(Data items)
========================================
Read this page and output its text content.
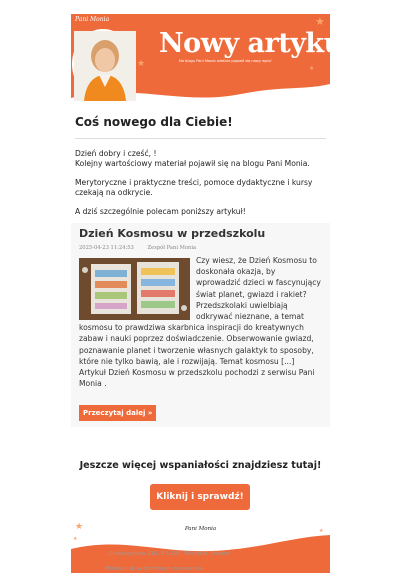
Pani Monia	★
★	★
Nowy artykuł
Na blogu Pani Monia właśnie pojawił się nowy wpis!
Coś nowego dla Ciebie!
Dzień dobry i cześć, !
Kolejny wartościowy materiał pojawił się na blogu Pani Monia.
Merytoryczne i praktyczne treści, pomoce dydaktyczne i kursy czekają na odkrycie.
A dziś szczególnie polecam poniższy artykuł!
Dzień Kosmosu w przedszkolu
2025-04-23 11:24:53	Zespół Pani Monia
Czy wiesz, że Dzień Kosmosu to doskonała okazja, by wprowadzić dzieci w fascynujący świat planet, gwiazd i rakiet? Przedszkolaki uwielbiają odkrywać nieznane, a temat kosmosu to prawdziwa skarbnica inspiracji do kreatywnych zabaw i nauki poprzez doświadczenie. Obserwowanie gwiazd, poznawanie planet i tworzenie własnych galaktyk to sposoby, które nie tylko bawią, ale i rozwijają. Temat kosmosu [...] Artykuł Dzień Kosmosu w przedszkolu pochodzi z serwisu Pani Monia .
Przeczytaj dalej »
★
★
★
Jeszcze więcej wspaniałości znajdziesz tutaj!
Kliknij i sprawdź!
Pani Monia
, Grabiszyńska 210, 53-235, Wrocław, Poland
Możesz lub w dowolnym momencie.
========================================
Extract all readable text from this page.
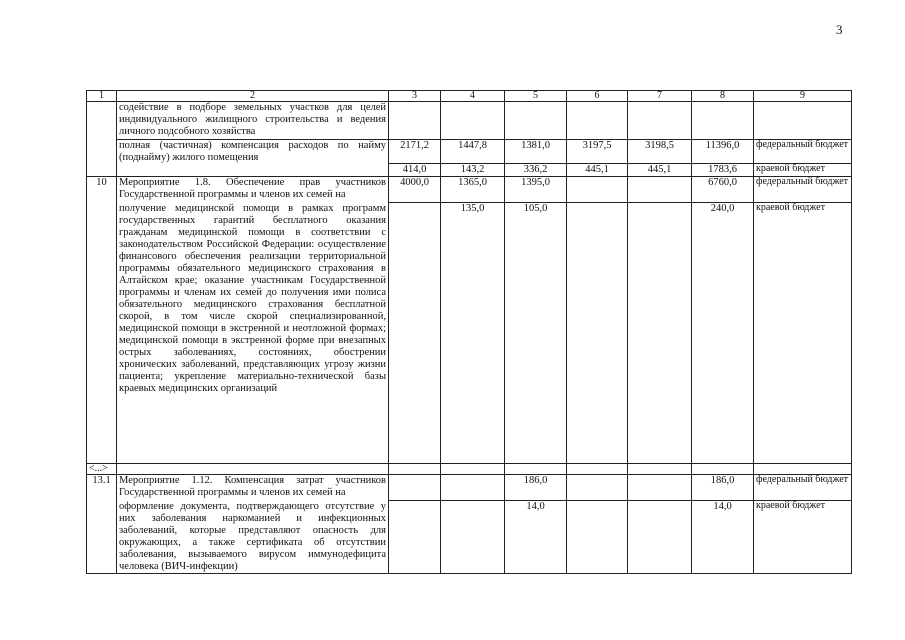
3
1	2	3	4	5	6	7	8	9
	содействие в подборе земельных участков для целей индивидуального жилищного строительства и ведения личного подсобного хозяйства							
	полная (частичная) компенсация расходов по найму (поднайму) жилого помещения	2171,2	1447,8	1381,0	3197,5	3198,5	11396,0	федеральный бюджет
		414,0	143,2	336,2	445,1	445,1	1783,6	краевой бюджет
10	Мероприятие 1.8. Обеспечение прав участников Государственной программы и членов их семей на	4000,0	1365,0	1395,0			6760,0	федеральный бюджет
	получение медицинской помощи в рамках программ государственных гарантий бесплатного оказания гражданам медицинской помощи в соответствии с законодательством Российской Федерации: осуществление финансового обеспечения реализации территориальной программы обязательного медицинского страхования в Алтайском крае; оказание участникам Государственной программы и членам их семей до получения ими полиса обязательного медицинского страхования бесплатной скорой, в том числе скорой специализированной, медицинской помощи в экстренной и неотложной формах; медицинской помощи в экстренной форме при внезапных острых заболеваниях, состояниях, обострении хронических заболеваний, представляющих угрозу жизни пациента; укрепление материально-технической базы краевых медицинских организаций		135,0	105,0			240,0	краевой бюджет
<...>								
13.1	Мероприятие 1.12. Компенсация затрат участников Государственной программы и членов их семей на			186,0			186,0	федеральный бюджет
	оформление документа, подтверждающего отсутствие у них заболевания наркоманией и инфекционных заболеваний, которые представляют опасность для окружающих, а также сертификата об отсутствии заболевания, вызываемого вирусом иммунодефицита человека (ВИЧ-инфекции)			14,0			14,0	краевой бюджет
========================================
_Written problem_
Determine how many lines of the listing hold the word "членов" and reply with that figure alone.

_Answer to the task_
2